Problem requirements => Look through the material below. Copy each line that contains the string "Control".

Source records =>
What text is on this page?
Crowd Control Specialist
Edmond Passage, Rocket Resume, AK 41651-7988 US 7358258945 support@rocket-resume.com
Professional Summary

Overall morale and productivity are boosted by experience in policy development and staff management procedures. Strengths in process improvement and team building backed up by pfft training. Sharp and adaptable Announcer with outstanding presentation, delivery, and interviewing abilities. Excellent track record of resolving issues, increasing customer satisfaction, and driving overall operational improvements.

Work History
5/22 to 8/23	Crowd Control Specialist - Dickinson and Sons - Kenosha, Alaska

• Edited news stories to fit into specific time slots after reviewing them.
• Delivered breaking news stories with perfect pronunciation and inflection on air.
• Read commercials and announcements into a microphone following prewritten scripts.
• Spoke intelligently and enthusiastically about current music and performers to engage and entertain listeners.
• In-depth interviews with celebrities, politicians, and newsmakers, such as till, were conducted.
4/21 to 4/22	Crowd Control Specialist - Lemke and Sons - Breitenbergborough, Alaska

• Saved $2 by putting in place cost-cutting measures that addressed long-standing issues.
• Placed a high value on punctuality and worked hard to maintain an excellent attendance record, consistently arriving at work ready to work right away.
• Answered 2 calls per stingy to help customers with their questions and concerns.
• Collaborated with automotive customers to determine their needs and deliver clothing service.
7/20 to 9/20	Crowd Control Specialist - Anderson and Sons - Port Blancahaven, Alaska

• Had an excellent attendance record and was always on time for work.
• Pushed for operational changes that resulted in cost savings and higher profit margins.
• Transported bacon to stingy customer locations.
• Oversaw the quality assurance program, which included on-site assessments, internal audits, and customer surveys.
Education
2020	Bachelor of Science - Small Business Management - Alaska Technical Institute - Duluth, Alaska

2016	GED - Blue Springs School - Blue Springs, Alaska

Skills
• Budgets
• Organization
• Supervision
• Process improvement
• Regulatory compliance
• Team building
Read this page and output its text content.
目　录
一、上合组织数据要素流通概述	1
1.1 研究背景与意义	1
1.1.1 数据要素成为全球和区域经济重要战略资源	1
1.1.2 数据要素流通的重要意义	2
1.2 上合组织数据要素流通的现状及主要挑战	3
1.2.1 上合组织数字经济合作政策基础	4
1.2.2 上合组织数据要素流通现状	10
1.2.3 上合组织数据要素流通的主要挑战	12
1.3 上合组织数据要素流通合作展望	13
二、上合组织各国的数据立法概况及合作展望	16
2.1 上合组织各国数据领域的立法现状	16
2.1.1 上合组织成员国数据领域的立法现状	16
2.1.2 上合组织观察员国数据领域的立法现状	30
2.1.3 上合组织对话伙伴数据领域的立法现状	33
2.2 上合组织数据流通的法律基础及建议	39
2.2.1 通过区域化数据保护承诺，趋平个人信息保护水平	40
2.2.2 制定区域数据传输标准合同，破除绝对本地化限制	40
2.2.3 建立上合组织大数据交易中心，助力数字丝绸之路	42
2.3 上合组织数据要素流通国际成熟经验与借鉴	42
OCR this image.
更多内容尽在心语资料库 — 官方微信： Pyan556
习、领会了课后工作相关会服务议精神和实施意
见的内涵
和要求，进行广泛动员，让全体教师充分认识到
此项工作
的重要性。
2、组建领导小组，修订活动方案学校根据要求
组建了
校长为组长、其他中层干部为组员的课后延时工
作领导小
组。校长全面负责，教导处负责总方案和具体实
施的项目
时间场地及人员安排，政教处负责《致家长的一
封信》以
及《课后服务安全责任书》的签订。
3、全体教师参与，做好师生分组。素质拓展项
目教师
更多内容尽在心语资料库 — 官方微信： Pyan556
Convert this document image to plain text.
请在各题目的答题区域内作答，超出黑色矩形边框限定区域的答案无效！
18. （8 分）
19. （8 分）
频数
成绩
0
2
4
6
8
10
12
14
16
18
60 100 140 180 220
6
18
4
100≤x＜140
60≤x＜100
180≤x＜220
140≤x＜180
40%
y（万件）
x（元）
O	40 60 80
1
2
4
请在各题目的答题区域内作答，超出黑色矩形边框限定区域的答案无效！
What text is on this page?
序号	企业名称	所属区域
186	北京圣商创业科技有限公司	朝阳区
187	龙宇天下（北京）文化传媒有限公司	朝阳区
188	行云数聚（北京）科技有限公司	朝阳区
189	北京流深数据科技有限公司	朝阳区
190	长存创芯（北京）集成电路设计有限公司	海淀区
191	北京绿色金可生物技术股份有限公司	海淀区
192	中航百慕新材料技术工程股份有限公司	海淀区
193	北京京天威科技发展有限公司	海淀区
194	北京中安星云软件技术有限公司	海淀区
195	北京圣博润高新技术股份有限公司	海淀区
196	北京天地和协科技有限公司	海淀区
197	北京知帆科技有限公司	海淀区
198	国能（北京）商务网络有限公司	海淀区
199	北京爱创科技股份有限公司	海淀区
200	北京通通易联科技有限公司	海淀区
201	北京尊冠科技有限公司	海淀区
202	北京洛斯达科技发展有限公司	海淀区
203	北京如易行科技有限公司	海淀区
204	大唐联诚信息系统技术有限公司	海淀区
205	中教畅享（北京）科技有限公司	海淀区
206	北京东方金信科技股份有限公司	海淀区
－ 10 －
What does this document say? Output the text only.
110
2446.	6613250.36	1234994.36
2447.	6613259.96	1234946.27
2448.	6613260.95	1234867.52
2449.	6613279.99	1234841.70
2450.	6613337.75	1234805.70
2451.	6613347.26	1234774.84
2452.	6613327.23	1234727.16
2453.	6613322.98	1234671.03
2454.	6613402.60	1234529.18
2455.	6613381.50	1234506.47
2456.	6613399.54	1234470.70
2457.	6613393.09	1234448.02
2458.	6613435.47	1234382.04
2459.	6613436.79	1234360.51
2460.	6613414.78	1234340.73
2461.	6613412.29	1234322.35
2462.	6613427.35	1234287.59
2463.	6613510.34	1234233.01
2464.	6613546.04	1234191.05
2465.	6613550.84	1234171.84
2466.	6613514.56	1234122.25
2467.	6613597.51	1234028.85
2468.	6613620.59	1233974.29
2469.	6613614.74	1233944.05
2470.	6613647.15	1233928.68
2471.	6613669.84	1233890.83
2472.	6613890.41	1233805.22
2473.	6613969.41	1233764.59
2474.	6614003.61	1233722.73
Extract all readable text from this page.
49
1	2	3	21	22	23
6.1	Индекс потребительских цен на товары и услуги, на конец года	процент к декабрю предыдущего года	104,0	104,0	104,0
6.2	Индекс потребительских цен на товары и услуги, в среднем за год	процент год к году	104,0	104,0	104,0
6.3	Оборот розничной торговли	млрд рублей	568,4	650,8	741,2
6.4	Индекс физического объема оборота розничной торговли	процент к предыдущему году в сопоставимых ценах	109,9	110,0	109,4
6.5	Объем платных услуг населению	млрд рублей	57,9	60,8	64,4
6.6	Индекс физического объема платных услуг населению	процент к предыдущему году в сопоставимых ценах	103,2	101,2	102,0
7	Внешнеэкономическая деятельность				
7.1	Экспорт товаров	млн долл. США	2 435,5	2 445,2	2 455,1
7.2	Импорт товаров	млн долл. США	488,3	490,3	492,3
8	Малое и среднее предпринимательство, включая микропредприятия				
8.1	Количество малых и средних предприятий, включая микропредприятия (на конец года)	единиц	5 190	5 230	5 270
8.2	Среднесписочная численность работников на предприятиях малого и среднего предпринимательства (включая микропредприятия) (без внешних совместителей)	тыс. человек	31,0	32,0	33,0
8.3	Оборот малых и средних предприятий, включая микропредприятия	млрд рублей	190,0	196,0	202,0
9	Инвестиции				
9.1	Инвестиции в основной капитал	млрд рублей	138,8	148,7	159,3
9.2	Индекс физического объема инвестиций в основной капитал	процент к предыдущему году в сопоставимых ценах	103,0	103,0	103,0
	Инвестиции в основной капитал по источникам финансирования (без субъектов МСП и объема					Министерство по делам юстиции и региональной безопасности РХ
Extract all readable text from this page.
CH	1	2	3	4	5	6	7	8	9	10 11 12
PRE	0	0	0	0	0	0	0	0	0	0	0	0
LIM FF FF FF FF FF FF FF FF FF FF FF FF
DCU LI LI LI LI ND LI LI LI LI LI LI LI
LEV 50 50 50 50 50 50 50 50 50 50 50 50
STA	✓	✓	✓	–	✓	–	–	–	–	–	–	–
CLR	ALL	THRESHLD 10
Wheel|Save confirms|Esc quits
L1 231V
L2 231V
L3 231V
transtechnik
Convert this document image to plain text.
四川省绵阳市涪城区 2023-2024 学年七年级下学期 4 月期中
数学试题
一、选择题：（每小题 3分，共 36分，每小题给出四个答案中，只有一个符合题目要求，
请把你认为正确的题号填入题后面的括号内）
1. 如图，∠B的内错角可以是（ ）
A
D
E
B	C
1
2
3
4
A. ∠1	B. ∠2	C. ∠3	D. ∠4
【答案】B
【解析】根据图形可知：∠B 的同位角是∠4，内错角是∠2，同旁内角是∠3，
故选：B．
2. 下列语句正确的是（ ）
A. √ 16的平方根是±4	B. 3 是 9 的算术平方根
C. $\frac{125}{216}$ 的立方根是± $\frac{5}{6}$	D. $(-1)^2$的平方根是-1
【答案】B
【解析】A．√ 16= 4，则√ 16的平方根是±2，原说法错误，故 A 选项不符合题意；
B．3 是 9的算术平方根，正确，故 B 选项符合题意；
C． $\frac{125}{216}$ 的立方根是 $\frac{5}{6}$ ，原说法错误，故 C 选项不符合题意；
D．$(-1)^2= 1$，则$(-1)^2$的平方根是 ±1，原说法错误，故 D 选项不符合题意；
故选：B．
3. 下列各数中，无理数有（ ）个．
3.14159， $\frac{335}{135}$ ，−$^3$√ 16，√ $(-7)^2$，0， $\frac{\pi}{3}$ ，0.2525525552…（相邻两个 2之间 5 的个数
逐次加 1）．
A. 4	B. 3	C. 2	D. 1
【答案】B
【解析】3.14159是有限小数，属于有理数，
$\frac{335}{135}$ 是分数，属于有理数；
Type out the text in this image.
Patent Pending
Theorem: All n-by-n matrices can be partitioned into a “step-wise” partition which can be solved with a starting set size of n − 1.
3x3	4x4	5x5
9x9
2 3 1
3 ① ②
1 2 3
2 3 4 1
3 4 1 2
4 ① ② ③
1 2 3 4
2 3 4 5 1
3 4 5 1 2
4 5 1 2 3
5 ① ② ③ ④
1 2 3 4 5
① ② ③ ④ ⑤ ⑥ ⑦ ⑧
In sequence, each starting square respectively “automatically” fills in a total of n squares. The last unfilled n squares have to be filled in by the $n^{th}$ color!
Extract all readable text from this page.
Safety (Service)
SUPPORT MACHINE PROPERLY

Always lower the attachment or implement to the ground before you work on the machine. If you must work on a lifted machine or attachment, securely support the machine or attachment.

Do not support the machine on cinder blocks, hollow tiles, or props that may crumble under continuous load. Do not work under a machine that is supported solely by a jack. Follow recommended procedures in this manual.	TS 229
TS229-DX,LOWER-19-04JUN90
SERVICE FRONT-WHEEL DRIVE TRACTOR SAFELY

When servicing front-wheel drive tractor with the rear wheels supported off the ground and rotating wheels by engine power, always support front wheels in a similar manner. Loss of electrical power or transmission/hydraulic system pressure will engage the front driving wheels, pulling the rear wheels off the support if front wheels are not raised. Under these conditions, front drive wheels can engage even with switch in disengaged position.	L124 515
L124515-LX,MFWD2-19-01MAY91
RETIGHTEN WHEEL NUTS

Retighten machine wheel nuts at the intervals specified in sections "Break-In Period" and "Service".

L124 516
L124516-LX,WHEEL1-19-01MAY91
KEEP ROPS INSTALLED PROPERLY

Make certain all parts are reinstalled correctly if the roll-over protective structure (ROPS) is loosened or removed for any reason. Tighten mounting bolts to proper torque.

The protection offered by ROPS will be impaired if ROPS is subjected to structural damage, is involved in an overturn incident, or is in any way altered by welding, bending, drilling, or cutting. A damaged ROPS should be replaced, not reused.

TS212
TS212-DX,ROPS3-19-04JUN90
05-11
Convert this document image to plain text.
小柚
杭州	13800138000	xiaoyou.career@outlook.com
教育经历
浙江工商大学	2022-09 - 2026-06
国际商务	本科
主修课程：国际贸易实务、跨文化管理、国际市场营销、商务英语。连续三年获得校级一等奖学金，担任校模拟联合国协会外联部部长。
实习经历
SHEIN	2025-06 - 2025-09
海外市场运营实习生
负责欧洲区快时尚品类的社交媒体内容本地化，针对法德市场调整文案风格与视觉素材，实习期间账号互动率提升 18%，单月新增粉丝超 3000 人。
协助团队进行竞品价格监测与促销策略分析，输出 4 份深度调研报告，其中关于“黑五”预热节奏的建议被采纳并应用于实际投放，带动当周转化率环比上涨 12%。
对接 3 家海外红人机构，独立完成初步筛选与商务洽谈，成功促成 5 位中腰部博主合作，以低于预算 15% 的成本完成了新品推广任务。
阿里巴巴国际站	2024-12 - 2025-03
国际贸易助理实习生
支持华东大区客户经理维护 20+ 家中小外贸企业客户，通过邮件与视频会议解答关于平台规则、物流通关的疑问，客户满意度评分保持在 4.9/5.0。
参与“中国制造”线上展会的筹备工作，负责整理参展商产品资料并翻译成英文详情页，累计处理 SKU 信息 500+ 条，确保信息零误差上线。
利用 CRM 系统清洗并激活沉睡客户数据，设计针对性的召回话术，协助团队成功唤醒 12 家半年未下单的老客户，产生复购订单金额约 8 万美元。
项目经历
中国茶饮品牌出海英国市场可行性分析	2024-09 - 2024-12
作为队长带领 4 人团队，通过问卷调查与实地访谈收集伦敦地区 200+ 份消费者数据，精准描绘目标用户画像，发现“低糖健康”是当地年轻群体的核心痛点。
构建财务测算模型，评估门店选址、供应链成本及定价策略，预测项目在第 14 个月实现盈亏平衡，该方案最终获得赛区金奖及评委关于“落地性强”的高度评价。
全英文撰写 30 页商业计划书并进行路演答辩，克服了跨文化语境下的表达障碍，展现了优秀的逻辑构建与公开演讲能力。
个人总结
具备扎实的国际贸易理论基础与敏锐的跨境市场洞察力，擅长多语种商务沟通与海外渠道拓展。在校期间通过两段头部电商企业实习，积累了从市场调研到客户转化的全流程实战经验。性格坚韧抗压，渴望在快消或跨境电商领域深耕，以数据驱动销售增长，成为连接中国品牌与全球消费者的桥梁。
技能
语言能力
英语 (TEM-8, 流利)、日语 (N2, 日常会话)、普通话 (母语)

Final result =>
Crowd Control Specialist
5/22 to 8/23	Crowd Control Specialist - Dickinson and Sons - Kenosha, Alaska
4/21 to 4/22	Crowd Control Specialist - Lemke and Sons - Breitenbergborough, Alaska
7/20 to 9/20	Crowd Control Specialist - Anderson and Sons - Port Blancahaven, Alaska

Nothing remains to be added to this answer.